● **Record set**:
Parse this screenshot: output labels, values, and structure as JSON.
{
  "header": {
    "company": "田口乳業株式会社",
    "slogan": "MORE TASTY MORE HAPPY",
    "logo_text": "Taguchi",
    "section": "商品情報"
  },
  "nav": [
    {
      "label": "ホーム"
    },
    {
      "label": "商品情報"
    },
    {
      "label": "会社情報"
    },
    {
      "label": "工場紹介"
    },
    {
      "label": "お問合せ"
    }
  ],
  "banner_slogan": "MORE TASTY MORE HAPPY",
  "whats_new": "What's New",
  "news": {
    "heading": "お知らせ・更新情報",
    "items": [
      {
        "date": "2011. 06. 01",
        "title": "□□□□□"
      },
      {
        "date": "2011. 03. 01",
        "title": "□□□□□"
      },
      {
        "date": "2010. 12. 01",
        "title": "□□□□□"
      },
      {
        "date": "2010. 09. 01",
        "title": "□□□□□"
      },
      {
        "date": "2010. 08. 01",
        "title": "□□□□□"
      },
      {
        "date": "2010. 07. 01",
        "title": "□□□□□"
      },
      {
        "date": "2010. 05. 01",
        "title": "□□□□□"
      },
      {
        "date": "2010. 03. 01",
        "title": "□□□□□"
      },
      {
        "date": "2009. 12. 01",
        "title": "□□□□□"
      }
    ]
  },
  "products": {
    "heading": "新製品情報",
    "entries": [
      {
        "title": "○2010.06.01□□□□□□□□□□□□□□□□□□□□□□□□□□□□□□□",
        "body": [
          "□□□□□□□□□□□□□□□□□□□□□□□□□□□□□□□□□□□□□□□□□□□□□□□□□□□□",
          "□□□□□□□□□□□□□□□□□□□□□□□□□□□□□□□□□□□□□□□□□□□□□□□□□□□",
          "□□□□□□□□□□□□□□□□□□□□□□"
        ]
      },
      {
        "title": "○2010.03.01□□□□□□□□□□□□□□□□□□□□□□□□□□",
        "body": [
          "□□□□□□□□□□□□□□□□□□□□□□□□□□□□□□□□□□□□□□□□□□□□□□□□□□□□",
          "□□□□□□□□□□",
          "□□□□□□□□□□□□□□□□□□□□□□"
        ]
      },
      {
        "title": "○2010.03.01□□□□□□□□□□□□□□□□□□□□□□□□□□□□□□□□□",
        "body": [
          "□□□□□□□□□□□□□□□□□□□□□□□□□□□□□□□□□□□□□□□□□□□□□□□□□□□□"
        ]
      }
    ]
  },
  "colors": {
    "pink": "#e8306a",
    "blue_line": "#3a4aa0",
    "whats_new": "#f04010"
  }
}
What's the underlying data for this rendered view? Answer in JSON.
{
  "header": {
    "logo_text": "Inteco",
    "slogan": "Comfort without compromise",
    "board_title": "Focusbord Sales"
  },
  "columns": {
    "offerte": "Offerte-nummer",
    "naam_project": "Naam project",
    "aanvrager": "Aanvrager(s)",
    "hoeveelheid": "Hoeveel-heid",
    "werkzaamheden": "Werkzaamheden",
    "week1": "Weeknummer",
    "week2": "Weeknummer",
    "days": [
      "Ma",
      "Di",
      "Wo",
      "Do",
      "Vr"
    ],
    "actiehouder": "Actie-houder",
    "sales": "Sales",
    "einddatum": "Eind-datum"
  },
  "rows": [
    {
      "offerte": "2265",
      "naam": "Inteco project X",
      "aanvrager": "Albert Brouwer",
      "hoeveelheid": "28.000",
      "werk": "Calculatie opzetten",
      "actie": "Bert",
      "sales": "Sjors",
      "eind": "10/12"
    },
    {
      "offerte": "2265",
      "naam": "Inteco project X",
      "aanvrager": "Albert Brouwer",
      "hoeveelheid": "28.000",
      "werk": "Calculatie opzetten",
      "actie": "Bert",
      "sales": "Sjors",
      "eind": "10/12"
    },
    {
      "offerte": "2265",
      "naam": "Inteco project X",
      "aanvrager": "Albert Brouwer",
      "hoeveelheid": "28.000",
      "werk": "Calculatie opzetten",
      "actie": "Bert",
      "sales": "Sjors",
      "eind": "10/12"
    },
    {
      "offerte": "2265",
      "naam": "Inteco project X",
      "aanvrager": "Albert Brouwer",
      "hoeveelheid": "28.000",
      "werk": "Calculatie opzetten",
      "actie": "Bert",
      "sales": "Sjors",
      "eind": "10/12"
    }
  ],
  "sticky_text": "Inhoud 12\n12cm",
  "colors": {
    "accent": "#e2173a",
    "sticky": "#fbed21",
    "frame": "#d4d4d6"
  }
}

● **Instructions to follow**:
Read through the data and copy every line where "JSON" shows up.

● **Problem solution**:
Parse this screenshot: output labels, values, and structure as JSON.
What's the underlying data for this rendered view? Answer in JSON.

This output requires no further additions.